Given problem:
Output the lines that follow exactly as they are.

>> BEGIN Excerpted records

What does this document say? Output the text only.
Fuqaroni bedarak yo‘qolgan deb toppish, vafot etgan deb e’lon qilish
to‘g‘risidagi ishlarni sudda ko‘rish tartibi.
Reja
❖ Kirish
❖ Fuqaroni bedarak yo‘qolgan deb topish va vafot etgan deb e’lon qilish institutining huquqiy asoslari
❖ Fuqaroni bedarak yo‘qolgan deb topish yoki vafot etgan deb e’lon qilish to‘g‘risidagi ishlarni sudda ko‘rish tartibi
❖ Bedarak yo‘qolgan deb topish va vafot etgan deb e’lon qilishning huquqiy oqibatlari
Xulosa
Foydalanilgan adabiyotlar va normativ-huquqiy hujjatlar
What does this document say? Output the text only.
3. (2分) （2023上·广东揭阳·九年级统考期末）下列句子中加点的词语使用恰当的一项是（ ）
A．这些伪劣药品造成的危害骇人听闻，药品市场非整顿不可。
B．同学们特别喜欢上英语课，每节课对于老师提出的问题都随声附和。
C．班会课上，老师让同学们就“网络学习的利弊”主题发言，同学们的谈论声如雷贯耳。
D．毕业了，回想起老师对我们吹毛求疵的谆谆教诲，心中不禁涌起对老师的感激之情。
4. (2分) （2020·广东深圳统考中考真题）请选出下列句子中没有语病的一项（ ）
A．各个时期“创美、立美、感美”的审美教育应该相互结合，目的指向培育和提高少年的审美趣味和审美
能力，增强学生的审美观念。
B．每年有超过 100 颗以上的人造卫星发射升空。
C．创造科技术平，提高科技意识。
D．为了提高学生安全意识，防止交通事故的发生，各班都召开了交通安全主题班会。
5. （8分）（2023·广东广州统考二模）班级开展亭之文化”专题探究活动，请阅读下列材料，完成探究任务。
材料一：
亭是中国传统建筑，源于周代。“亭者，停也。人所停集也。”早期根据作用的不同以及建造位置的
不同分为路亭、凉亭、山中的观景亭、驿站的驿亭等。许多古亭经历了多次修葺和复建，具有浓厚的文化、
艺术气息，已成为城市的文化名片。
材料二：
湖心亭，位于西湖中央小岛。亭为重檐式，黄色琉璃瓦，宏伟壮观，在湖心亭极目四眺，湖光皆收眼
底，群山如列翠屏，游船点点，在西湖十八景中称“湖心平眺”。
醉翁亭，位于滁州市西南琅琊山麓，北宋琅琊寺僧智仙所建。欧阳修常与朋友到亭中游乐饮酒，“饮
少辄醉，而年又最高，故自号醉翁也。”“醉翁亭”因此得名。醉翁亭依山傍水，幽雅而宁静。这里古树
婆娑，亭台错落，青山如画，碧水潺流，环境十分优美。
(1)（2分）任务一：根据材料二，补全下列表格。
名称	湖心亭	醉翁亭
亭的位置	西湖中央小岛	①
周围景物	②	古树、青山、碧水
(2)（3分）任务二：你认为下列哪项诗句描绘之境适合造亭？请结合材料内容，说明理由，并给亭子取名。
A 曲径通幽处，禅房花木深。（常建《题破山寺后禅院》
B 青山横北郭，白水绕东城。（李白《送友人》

>> END Excerpted records

Answer to this exercise:
What does this document say? Output the text only.
Fuqaroni bedarak yo‘qolgan deb toppish, vafot etgan deb e’lon qilish
to‘g‘risidagi ishlarni sudda ko‘rish tartibi.
Reja
❖ Kirish
❖ Fuqaroni bedarak yo‘qolgan deb topish va vafot etgan deb e’lon qilish institutining huquqiy asoslari
❖ Fuqaroni bedarak yo‘qolgan deb topish yoki vafot etgan deb e’lon qilish to‘g‘risidagi ishlarni sudda ko‘rish tartibi
❖ Bedarak yo‘qolgan deb topish va vafot etgan deb e’lon qilishning huquqiy oqibatlari
Xulosa
Foydalanilgan adabiyotlar va normativ-huquqiy hujjatlar
What does this document say? Output the text only.
3. (2分) （2023上·广东揭阳·九年级统考期末）下列句子中加点的词语使用恰当的一项是（ ）
A．这些伪劣药品造成的危害骇人听闻，药品市场非整顿不可。
B．同学们特别喜欢上英语课，每节课对于老师提出的问题都随声附和。
C．班会课上，老师让同学们就“网络学习的利弊”主题发言，同学们的谈论声如雷贯耳。
D．毕业了，回想起老师对我们吹毛求疵的谆谆教诲，心中不禁涌起对老师的感激之情。
4. (2分) （2020·广东深圳统考中考真题）请选出下列句子中没有语病的一项（ ）
A．各个时期“创美、立美、感美”的审美教育应该相互结合，目的指向培育和提高少年的审美趣味和审美
能力，增强学生的审美观念。
B．每年有超过 100 颗以上的人造卫星发射升空。
C．创造科技术平，提高科技意识。
D．为了提高学生安全意识，防止交通事故的发生，各班都召开了交通安全主题班会。
5. （8分）（2023·广东广州统考二模）班级开展亭之文化”专题探究活动，请阅读下列材料，完成探究任务。
材料一：
亭是中国传统建筑，源于周代。“亭者，停也。人所停集也。”早期根据作用的不同以及建造位置的
不同分为路亭、凉亭、山中的观景亭、驿站的驿亭等。许多古亭经历了多次修葺和复建，具有浓厚的文化、
艺术气息，已成为城市的文化名片。
材料二：
湖心亭，位于西湖中央小岛。亭为重檐式，黄色琉璃瓦，宏伟壮观，在湖心亭极目四眺，湖光皆收眼
底，群山如列翠屏，游船点点，在西湖十八景中称“湖心平眺”。
醉翁亭，位于滁州市西南琅琊山麓，北宋琅琊寺僧智仙所建。欧阳修常与朋友到亭中游乐饮酒，“饮
少辄醉，而年又最高，故自号醉翁也。”“醉翁亭”因此得名。醉翁亭依山傍水，幽雅而宁静。这里古树
婆娑，亭台错落，青山如画，碧水潺流，环境十分优美。
(1)（2分）任务一：根据材料二，补全下列表格。
名称	湖心亭	醉翁亭
亭的位置	西湖中央小岛	①
周围景物	②	古树、青山、碧水
(2)（3分）任务二：你认为下列哪项诗句描绘之境适合造亭？请结合材料内容，说明理由，并给亭子取名。
A 曲径通幽处，禅房花木深。（常建《题破山寺后禅院》
B 青山横北郭，白水绕东城。（李白《送友人》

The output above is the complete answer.